Task brief
Please retype the data in full and exactly; the pictures are not part of the copy.

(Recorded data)

....

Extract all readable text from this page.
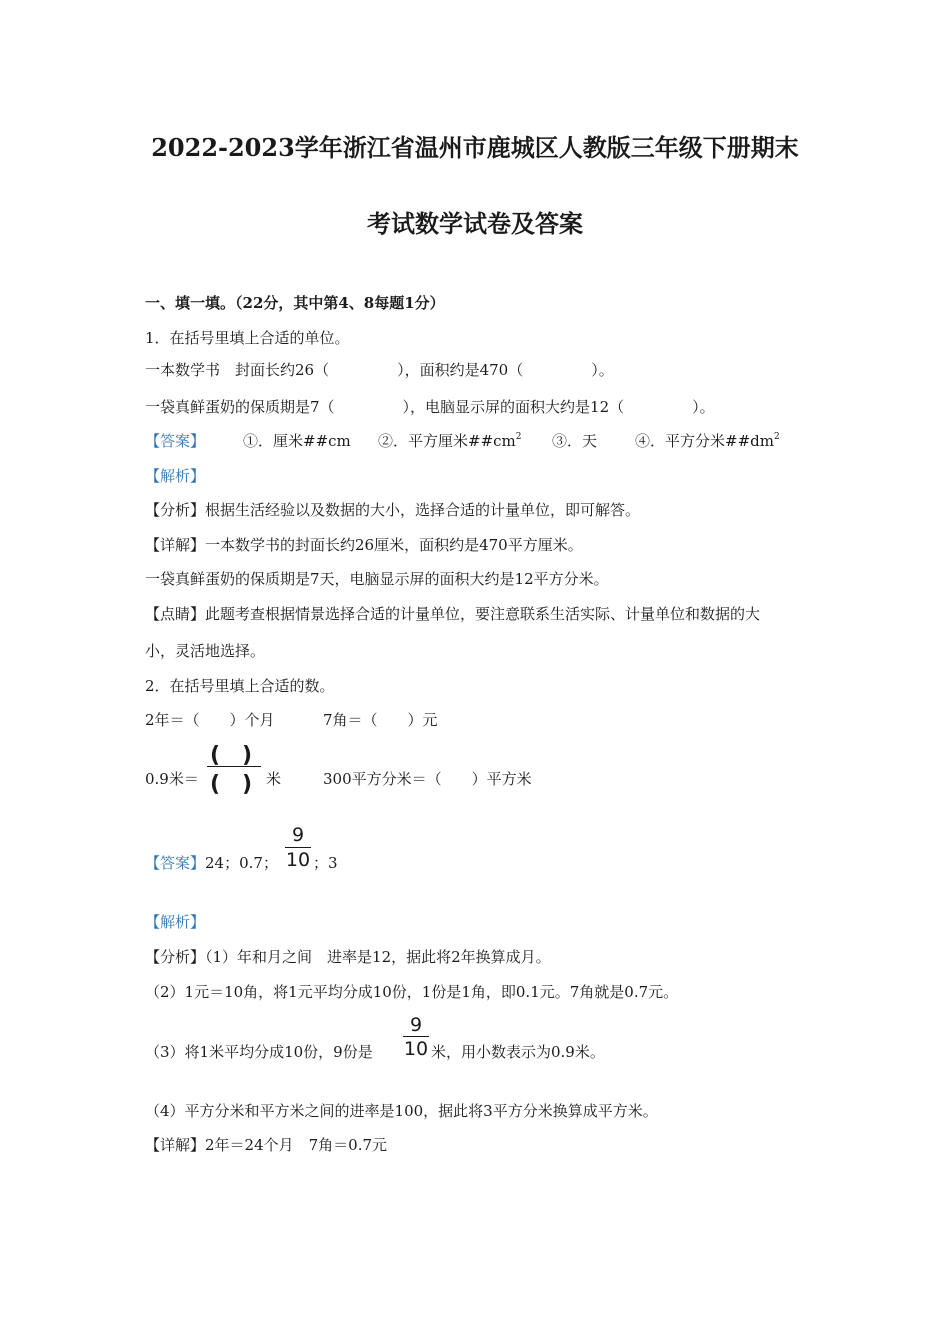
2022-2023学年浙江省温州市鹿城区人教版三年级下册期末
考试数学试卷及答案
一、填一填。（22分，其中第4、8每题1分）
1．在括号里填上合适的单位。
一本数学书　封面长约26（	），面积约是470（	）。
一袋真鲜蛋奶的保质期是7（	），电脑显示屏的面积大约是12（	）。
【答案】	①．厘米##cm ②．平方厘米$\#\#cm^2$ ③．天	④．平方分米$\#\#dm^2$
【解析】
【分析】根据生活经验以及数据的大小，选择合适的计量单位，即可解答。
【详解】一本数学书的封面长约26厘米，面积约是470平方厘米。
一袋真鲜蛋奶的保质期是7天，电脑显示屏的面积大约是12平方分米。
【点睛】此题考查根据情景选择合适的计量单位，要注意联系生活实际、计量单位和数据的大
小，灵活地选择。
2．在括号里填上合适的数。
2年＝（　　）个月	7角＝（　　）元
0.9米＝
(　)
(　) 米	300平方分米＝（　　）平方米
【答案】24；0.7； $\frac{9}{10}$ ；3
【解析】
【分析】（1）年和月之间　进率是12，据此将2年换算成月。
（2）1元＝10角，将1元平均分成10份，1份是1角，即0.1元。7角就是0.7元。
（3）将1米平均分成10份，9份是 $\frac{9}{10}$ 米，用小数表示为0.9米。
（4）平方分米和平方米之间的进率是100，据此将3平方分米换算成平方米。
【详解】2年＝24个月　7角＝0.7元
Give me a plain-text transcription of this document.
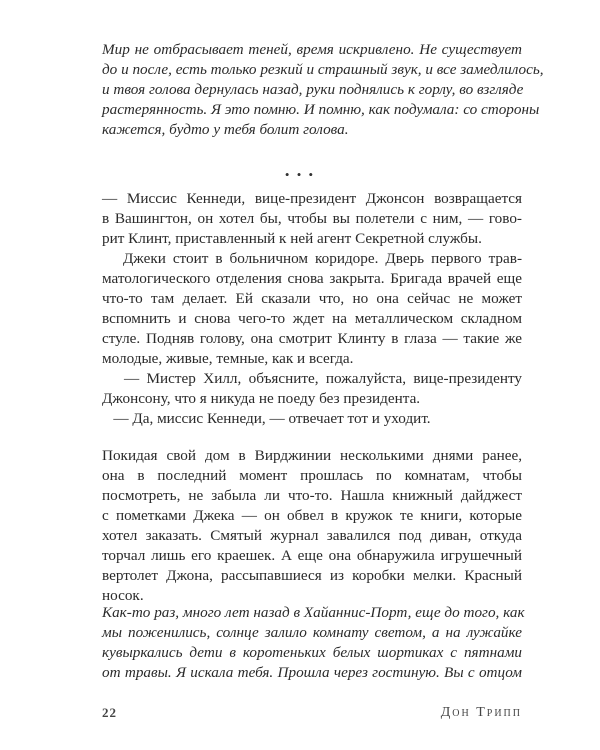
Мир не отбрасывает теней, время искривлено. Не существует
до и после, есть только резкий и страшный звук, и все замедлилось,
и твоя голова дернулась назад, руки поднялись к горлу, во взгляде
растерянность. Я это помню. И помню, как подумала: со стороны
кажется, будто у тебя болит голова.
• • •
— Миссис Кеннеди, вице-президент Джонсон возвращается
в Вашингтон, он хотел бы, чтобы вы полетели с ним, — гово-
рит Клинт, приставленный к ней агент Секретной службы.
Джеки стоит в больничном коридоре. Дверь первого трав-
матологического отделения снова закрыта. Бригада врачей еще
что-то там делает. Ей сказали что, но она сейчас не может
вспомнить и снова чего-то ждет на металлическом складном
стуле. Подняв голову, она смотрит Клинту в глаза — такие же
молодые, живые, темные, как и всегда.
— Мистер Хилл, объясните, пожалуйста, вице-президенту
Джонсону, что я никуда не поеду без президента.
— Да, миссис Кеннеди, — отвечает тот и уходит.
Покидая свой дом в Вирджинии несколькими днями ранее,
она в последний момент прошлась по комнатам, чтобы
посмотреть, не забыла ли что-то. Нашла книжный дайджест
с пометками Джека — он обвел в кружок те книги, которые
хотел заказать. Смятый журнал завалился под диван, откуда
торчал лишь его краешек. А еще она обнаружила игрушечный
вертолет Джона, рассыпавшиеся из коробки мелки. Красный
носок.
Как-то раз, много лет назад в Хайаннис-Порт, еще до того, как
мы поженились, солнце залило комнату светом, а на лужайке
кувыркались дети в коротеньких белых шортиках с пятнами
от травы. Я искала тебя. Прошла через гостиную. Вы с отцом
22	Дон Трипп
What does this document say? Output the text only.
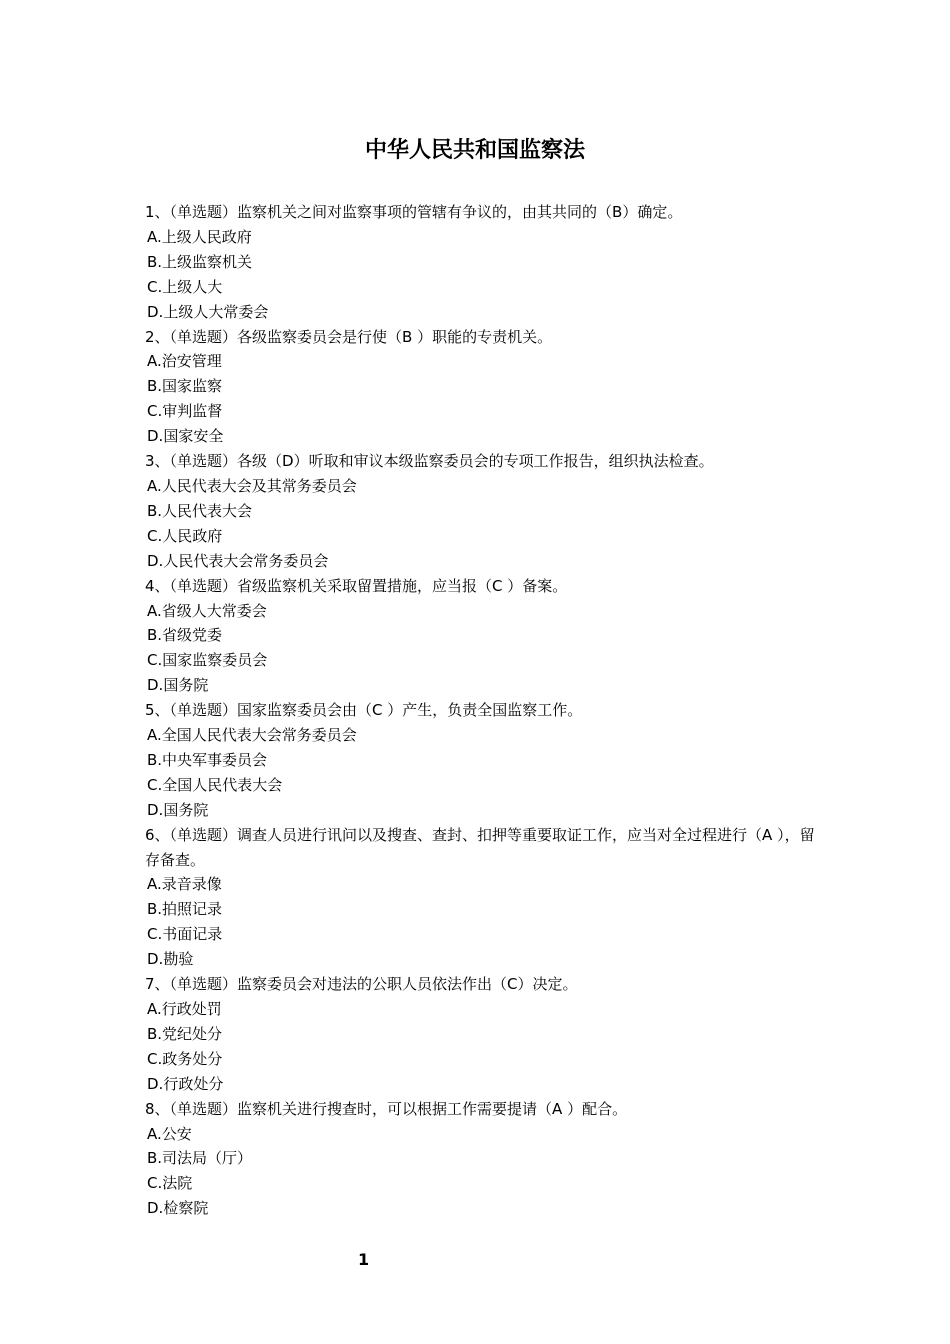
中华人民共和国监察法

1、（单选题）监察机关之间对监察事项的管辖有争议的，由其共同的（B）确定。

A.上级人民政府

B.上级监察机关

C.上级人大

D.上级人大常委会

2、（单选题）各级监察委员会是行使（B ）职能的专责机关。

A.治安管理

B.国家监察

C.审判监督

D.国家安全

3、（单选题）各级（D）听取和审议本级监察委员会的专项工作报告，组织执法检查。

A.人民代表大会及其常务委员会

B.人民代表大会

C.人民政府

D.人民代表大会常务委员会

4、（单选题）省级监察机关采取留置措施，应当报（C ）备案。

A.省级人大常委会

B.省级党委

C.国家监察委员会

D.国务院

5、（单选题）国家监察委员会由（C ）产生，负责全国监察工作。

A.全国人民代表大会常务委员会

B.中央军事委员会

C.全国人民代表大会

D.国务院

6、（单选题）调查人员进行讯问以及搜查、查封、扣押等重要取证工作，应当对全过程进行（A ），留存备查。

A.录音录像

B.拍照记录

C.书面记录

D.勘验

7、（单选题）监察委员会对违法的公职人员依法作出（C）决定。

A.行政处罚

B.党纪处分

C.政务处分

D.行政处分

8、（单选题）监察机关进行搜查时，可以根据工作需要提请（A ）配合。

A.公安

B.司法局（厅）

C.法院

D.检察院

1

....

Expected answer
Extract all readable text from this page.
2022-2023学年浙江省温州市鹿城区人教版三年级下册期末
考试数学试卷及答案
一、填一填。（22分，其中第4、8每题1分）
1．在括号里填上合适的单位。
一本数学书　封面长约26（	），面积约是470（	）。
一袋真鲜蛋奶的保质期是7（	），电脑显示屏的面积大约是12（	）。
【答案】	①．厘米##cm ②．平方厘米$\#\#cm^2$ ③．天	④．平方分米$\#\#dm^2$
【解析】
【分析】根据生活经验以及数据的大小，选择合适的计量单位，即可解答。
【详解】一本数学书的封面长约26厘米，面积约是470平方厘米。
一袋真鲜蛋奶的保质期是7天，电脑显示屏的面积大约是12平方分米。
【点睛】此题考查根据情景选择合适的计量单位，要注意联系生活实际、计量单位和数据的大
小，灵活地选择。
2．在括号里填上合适的数。
2年＝（　　）个月	7角＝（　　）元
0.9米＝
(　)
(　) 米	300平方分米＝（　　）平方米
【答案】24；0.7； $\frac{9}{10}$ ；3
【解析】
【分析】（1）年和月之间　进率是12，据此将2年换算成月。
（2）1元＝10角，将1元平均分成10份，1份是1角，即0.1元。7角就是0.7元。
（3）将1米平均分成10份，9份是 $\frac{9}{10}$ 米，用小数表示为0.9米。
（4）平方分米和平方米之间的进率是100，据此将3平方分米换算成平方米。
【详解】2年＝24个月　7角＝0.7元
Give me a plain-text transcription of this document.
Мир не отбрасывает теней, время искривлено. Не существует
до и после, есть только резкий и страшный звук, и все замедлилось,
и твоя голова дернулась назад, руки поднялись к горлу, во взгляде
растерянность. Я это помню. И помню, как подумала: со стороны
кажется, будто у тебя болит голова.
• • •
— Миссис Кеннеди, вице-президент Джонсон возвращается
в Вашингтон, он хотел бы, чтобы вы полетели с ним, — гово-
рит Клинт, приставленный к ней агент Секретной службы.
Джеки стоит в больничном коридоре. Дверь первого трав-
матологического отделения снова закрыта. Бригада врачей еще
что-то там делает. Ей сказали что, но она сейчас не может
вспомнить и снова чего-то ждет на металлическом складном
стуле. Подняв голову, она смотрит Клинту в глаза — такие же
молодые, живые, темные, как и всегда.
— Мистер Хилл, объясните, пожалуйста, вице-президенту
Джонсону, что я никуда не поеду без президента.
— Да, миссис Кеннеди, — отвечает тот и уходит.
Покидая свой дом в Вирджинии несколькими днями ранее,
она в последний момент прошлась по комнатам, чтобы
посмотреть, не забыла ли что-то. Нашла книжный дайджест
с пометками Джека — он обвел в кружок те книги, которые
хотел заказать. Смятый журнал завалился под диван, откуда
торчал лишь его краешек. А еще она обнаружила игрушечный
вертолет Джона, рассыпавшиеся из коробки мелки. Красный
носок.
Как-то раз, много лет назад в Хайаннис-Порт, еще до того, как
мы поженились, солнце залило комнату светом, а на лужайке
кувыркались дети в коротеньких белых шортиках с пятнами
от травы. Я искала тебя. Прошла через гостиную. Вы с отцом
22	Дон Трипп
What does this document say? Output the text only.
中华人民共和国监察法

1、（单选题）监察机关之间对监察事项的管辖有争议的，由其共同的（B）确定。

A.上级人民政府

B.上级监察机关

C.上级人大

D.上级人大常委会

2、（单选题）各级监察委员会是行使（B ）职能的专责机关。

A.治安管理

B.国家监察

C.审判监督

D.国家安全

3、（单选题）各级（D）听取和审议本级监察委员会的专项工作报告，组织执法检查。

A.人民代表大会及其常务委员会

B.人民代表大会

C.人民政府

D.人民代表大会常务委员会

4、（单选题）省级监察机关采取留置措施，应当报（C ）备案。

A.省级人大常委会

B.省级党委

C.国家监察委员会

D.国务院

5、（单选题）国家监察委员会由（C ）产生，负责全国监察工作。

A.全国人民代表大会常务委员会

B.中央军事委员会

C.全国人民代表大会

D.国务院

6、（单选题）调查人员进行讯问以及搜查、查封、扣押等重要取证工作，应当对全过程进行（A ），留存备查。

A.录音录像

B.拍照记录

C.书面记录

D.勘验

7、（单选题）监察委员会对违法的公职人员依法作出（C）决定。

A.行政处罚

B.党纪处分

C.政务处分

D.行政处分

8、（单选题）监察机关进行搜查时，可以根据工作需要提请（A ）配合。

A.公安

B.司法局（厅）

C.法院

D.检察院

1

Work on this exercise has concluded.